Extracted records:
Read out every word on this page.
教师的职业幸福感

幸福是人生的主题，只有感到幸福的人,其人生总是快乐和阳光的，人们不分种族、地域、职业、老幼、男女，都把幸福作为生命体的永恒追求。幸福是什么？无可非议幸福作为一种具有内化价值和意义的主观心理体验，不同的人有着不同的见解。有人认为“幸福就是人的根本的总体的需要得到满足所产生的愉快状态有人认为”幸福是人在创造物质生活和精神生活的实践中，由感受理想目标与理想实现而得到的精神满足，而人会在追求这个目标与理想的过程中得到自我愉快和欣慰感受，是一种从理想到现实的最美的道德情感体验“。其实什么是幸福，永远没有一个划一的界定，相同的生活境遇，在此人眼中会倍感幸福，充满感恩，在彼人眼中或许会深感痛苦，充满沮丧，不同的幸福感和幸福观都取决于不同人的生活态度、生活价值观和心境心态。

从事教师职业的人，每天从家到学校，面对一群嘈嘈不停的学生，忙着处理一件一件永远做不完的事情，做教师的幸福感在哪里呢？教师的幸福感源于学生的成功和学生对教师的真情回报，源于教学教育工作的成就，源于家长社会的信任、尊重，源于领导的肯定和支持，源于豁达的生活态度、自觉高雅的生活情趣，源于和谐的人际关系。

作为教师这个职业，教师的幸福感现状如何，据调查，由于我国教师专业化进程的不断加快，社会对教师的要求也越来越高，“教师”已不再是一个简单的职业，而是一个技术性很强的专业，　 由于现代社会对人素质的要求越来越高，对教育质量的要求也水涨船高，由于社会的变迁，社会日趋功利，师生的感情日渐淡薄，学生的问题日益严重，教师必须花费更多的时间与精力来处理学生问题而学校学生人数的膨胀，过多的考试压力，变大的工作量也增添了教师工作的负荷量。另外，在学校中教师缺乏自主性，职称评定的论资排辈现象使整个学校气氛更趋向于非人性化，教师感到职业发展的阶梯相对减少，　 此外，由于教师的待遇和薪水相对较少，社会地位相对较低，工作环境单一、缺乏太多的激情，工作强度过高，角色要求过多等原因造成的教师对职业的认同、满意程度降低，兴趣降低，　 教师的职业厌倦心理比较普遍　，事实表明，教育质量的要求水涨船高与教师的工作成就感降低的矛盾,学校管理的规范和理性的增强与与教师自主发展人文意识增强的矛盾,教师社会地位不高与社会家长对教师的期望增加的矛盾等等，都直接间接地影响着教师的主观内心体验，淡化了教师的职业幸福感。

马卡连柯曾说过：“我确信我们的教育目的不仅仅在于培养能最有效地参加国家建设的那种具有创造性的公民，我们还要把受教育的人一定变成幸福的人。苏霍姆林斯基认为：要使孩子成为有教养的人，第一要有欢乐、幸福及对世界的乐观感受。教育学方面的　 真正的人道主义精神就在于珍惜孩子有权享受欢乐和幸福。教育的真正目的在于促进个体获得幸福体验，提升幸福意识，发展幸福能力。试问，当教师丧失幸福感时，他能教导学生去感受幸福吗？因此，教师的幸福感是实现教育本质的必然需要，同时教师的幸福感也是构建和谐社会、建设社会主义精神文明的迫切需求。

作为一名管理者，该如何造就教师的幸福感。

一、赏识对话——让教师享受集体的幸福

* * *

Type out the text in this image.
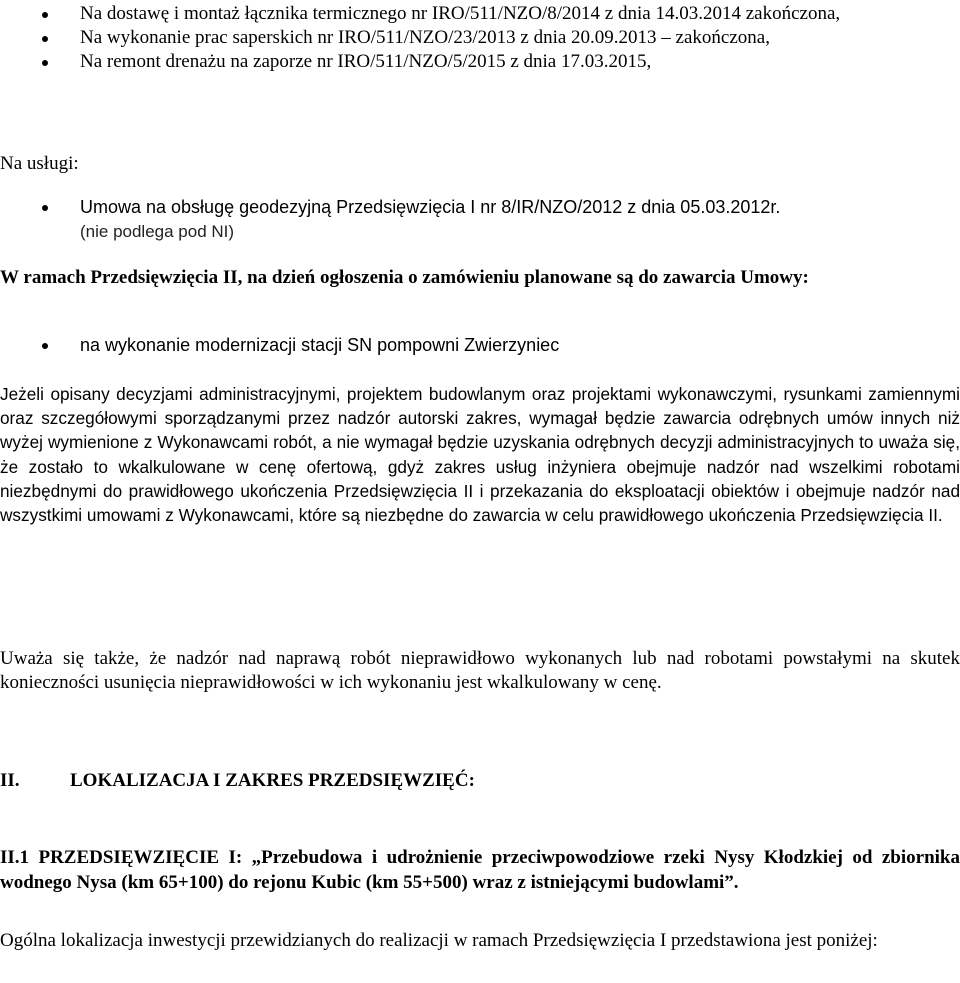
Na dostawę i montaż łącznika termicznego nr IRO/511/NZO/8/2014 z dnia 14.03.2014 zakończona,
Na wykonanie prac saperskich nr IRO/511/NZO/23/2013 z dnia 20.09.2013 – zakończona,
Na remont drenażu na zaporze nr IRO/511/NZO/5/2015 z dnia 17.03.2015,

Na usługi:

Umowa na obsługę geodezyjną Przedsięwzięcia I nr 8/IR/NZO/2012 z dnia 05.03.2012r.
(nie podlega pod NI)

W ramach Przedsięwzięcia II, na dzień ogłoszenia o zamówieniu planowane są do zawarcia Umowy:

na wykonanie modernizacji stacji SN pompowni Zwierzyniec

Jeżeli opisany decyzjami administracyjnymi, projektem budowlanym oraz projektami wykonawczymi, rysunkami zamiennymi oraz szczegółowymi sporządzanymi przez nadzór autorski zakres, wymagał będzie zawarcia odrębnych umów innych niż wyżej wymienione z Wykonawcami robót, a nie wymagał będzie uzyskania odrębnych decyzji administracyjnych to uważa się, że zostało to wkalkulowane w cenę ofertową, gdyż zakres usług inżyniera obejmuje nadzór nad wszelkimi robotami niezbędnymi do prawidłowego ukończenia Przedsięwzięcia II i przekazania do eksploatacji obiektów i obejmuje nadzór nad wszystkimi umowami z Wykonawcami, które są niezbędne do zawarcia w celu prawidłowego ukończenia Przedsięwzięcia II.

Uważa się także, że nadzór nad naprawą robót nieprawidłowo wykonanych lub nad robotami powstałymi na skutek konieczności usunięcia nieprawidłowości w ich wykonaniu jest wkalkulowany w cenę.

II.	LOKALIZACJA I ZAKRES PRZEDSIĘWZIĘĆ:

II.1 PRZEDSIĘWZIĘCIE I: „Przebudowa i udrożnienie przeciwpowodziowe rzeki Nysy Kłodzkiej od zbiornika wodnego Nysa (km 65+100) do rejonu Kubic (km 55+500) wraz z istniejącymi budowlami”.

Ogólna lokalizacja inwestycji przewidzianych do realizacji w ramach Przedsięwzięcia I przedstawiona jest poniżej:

[To be done]
From the listing above, return each line with the word "this".

[Exercise solution]
Read out every word on this page.
Type out the text in this image.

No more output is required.